▶ **WORK TO BE COMPLETED**:
Work out how many lines include "бюджетным" and answer with that number only.

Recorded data
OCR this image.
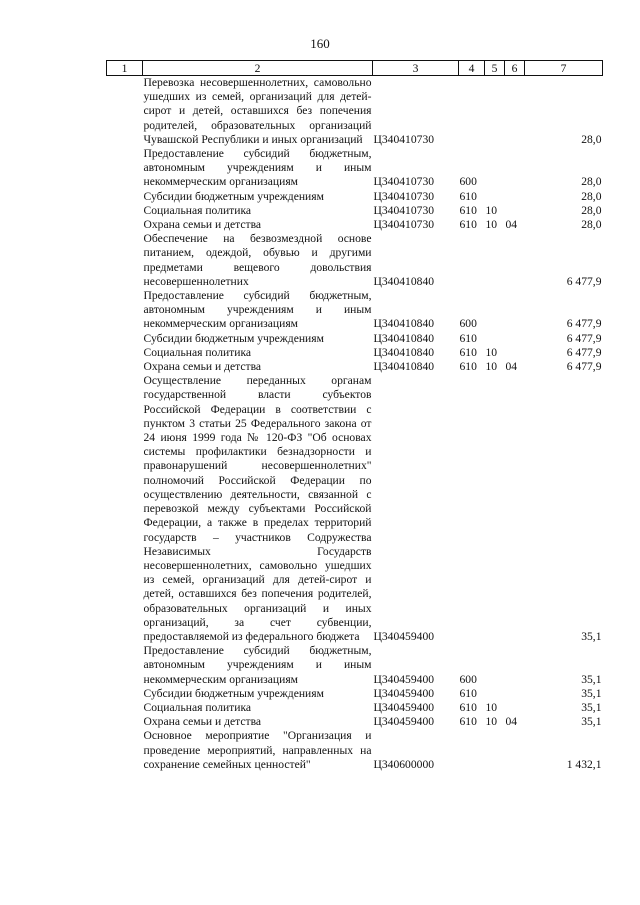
160
1	2	3	4	5	6	7
	Перевозка несовершеннолетних, самовольно ушедших из семей, организаций для детей-сирот и детей, оставшихся без попечения родителей, образовательных организаций Чувашской Республики и иных организаций	Ц340410730				28,0
	Предоставление субсидий бюджетным, автономным учреждениям и иным некоммерческим организациям	Ц340410730	600			28,0
	Субсидии бюджетным учреждениям	Ц340410730	610			28,0
	Социальная политика	Ц340410730	610	10		28,0
	Охрана семьи и детства	Ц340410730	610	10	04	28,0
	Обеспечение на безвозмездной основе питанием, одеждой, обувью и другими предметами вещевого довольствия несовершеннолетних	Ц340410840				6 477,9
	Предоставление субсидий бюджетным, автономным учреждениям и иным некоммерческим организациям	Ц340410840	600			6 477,9
	Субсидии бюджетным учреждениям	Ц340410840	610			6 477,9
	Социальная политика	Ц340410840	610	10		6 477,9
	Охрана семьи и детства	Ц340410840	610	10	04	6 477,9
	Осуществление переданных органам государственной власти субъектов Российской Федерации в соответствии с пунктом 3 статьи 25 Федерального закона от 24 июня 1999 года № 120-ФЗ "Об основах системы профилактики безнадзорности и правонарушений несовершеннолетних" полномочий Российской Федерации по осуществлению деятельности, связанной с перевозкой между субъектами Российской Федерации, а также в пределах территорий государств – участников Содружества Независимых Государств несовершеннолетних, самовольно ушедших из семей, организаций для детей-сирот и детей, оставшихся без попечения родителей, образовательных организаций и иных организаций, за счет субвенции, предоставляемой из федерального бюджета	Ц340459400				35,1
	Предоставление субсидий бюджетным, автономным учреждениям и иным некоммерческим организациям	Ц340459400	600			35,1
	Субсидии бюджетным учреждениям	Ц340459400	610			35,1
	Социальная политика	Ц340459400	610	10		35,1
	Охрана семьи и детства	Ц340459400	610	10	04	35,1
	Основное мероприятие "Организация и проведение мероприятий, направленных на сохранение семейных ценностей"	Ц340600000				1 432,1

▶ **RIGHT ANSWER**:
6